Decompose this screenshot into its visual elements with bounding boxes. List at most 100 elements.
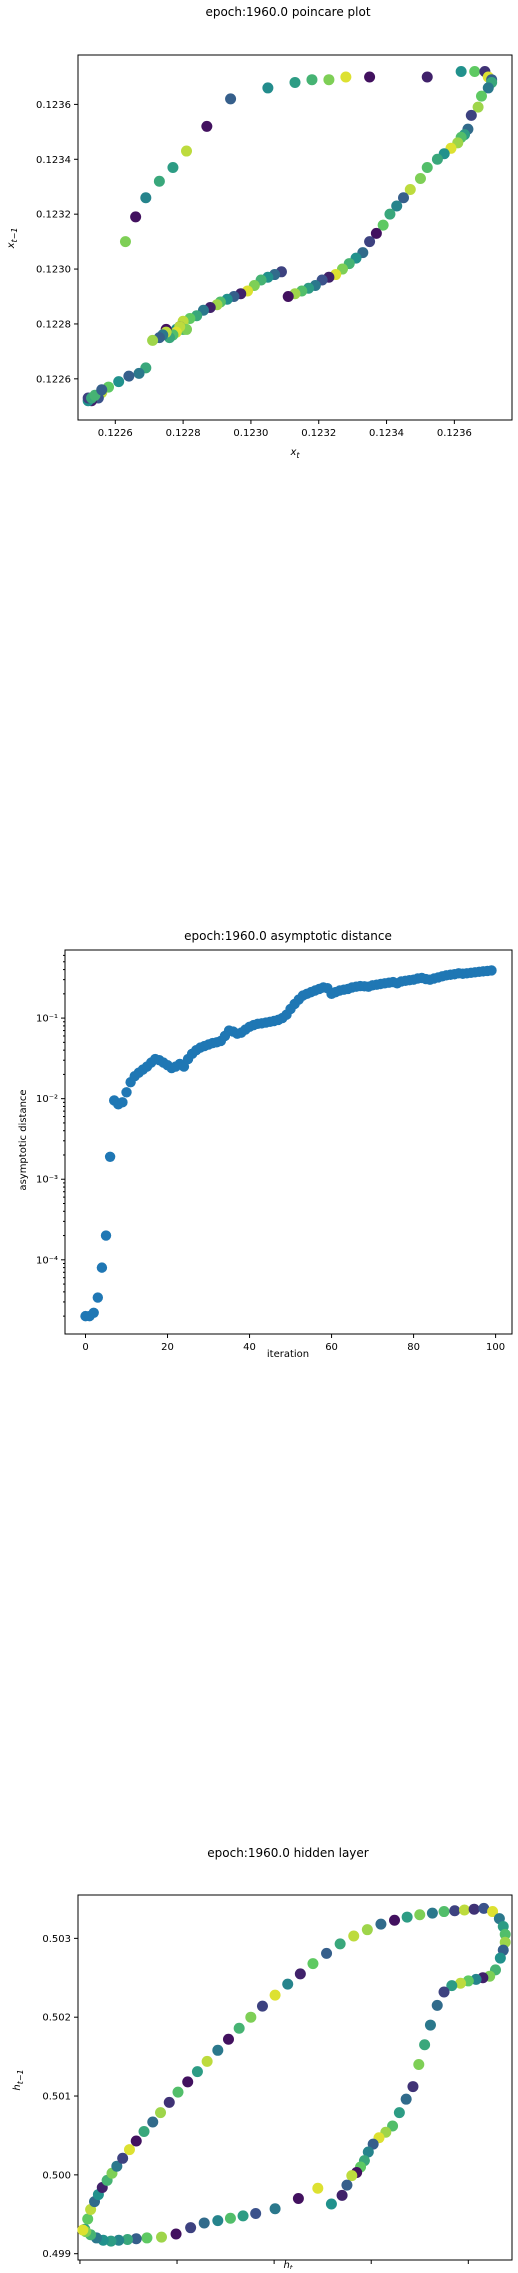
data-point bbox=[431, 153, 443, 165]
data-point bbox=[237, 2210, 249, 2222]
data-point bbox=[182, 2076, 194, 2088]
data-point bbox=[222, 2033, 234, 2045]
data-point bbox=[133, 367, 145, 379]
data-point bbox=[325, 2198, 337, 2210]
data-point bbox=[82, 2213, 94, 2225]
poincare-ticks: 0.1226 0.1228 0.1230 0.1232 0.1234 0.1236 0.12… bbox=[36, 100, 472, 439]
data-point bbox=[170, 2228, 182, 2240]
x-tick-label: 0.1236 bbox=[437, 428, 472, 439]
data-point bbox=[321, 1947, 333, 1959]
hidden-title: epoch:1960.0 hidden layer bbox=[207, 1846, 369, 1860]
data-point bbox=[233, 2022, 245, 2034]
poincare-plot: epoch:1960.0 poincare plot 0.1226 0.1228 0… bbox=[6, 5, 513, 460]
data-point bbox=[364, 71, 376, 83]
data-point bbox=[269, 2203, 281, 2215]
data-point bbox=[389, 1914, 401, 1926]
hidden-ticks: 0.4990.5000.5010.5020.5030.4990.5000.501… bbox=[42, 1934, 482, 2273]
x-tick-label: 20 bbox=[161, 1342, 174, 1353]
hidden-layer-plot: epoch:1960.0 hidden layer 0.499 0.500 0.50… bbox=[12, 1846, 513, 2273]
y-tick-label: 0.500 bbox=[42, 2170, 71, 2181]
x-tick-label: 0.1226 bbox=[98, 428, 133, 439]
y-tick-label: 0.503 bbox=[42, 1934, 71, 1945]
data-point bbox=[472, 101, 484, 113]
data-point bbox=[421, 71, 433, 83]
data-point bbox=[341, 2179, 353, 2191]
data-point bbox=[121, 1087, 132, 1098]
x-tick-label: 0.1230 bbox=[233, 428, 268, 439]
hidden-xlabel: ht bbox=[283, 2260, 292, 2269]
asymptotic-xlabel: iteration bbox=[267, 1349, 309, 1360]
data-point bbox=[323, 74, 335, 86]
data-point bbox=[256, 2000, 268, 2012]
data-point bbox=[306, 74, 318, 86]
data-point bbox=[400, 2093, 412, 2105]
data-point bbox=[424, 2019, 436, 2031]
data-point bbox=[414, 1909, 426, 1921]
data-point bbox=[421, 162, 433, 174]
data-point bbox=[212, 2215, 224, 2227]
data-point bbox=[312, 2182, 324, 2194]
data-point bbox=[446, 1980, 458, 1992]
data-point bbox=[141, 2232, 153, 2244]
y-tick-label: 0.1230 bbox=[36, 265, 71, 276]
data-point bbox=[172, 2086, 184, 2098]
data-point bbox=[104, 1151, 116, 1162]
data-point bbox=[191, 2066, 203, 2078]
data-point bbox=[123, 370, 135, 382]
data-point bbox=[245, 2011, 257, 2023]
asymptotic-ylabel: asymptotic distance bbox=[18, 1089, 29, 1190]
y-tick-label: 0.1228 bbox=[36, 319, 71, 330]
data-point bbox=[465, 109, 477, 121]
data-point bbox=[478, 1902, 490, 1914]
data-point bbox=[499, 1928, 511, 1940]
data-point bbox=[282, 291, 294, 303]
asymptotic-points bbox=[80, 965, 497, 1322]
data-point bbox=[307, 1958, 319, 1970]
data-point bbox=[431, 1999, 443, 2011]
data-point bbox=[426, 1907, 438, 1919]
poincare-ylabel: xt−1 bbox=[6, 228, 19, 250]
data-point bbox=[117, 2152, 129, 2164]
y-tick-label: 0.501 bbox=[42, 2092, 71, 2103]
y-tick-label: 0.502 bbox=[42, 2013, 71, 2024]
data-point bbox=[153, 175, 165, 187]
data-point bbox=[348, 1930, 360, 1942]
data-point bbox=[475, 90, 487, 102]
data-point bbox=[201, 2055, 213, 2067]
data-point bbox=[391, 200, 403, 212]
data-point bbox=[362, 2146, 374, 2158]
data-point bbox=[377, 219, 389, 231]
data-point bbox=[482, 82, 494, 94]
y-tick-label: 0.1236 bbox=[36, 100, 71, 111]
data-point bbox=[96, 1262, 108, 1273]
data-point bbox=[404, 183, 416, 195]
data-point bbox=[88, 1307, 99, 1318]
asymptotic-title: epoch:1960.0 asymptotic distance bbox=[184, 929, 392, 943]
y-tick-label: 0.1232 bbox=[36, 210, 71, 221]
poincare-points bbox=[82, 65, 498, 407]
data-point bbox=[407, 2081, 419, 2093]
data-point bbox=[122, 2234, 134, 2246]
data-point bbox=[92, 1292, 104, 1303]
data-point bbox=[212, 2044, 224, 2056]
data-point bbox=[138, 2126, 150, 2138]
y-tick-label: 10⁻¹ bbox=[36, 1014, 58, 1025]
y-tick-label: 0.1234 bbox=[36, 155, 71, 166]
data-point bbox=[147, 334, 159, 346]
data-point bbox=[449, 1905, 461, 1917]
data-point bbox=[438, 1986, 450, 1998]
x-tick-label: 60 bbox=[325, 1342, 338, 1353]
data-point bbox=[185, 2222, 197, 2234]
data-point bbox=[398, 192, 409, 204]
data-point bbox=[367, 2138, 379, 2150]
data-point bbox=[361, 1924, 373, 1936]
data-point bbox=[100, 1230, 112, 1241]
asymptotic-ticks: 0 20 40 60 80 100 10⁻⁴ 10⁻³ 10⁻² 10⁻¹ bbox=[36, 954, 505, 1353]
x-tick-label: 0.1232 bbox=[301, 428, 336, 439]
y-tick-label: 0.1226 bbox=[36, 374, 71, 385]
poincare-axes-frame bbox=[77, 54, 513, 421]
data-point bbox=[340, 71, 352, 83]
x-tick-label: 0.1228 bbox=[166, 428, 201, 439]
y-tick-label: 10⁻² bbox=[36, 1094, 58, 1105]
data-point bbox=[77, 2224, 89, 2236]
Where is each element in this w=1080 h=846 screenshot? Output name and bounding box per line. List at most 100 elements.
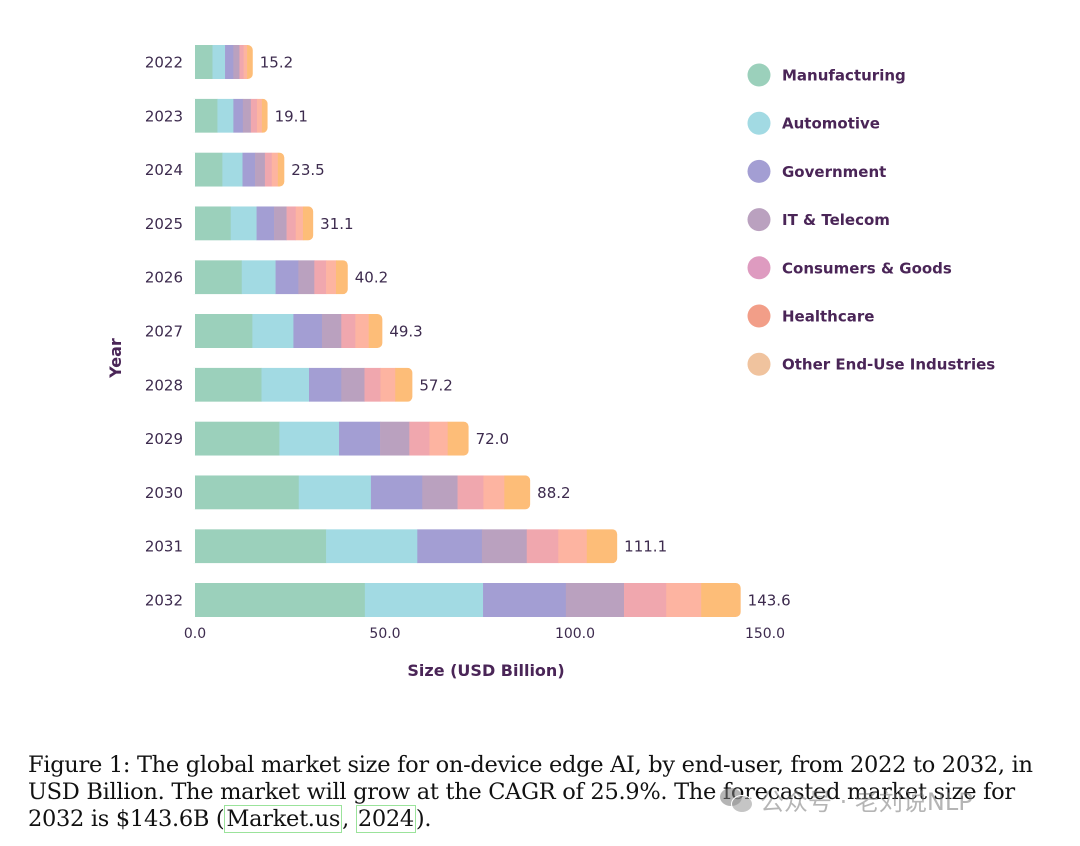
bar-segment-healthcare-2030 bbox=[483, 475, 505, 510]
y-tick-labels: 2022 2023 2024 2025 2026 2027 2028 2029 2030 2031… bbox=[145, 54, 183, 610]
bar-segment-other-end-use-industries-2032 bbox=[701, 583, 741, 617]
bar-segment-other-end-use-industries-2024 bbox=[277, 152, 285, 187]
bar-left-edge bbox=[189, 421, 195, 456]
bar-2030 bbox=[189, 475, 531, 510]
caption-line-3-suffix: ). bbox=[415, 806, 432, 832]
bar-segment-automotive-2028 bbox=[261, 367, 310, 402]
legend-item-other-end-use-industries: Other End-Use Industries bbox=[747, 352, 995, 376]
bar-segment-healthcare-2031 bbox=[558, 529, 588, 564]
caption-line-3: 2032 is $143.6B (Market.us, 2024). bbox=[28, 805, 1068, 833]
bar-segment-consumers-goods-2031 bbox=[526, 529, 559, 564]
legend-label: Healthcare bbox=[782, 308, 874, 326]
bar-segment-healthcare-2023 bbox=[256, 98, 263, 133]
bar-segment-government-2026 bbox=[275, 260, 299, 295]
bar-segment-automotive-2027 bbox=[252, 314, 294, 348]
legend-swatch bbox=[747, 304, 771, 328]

--------

§ Task brief:
How many of the rows above contain the word "automotive"? Reply with the number alone.

§ The completed task:
2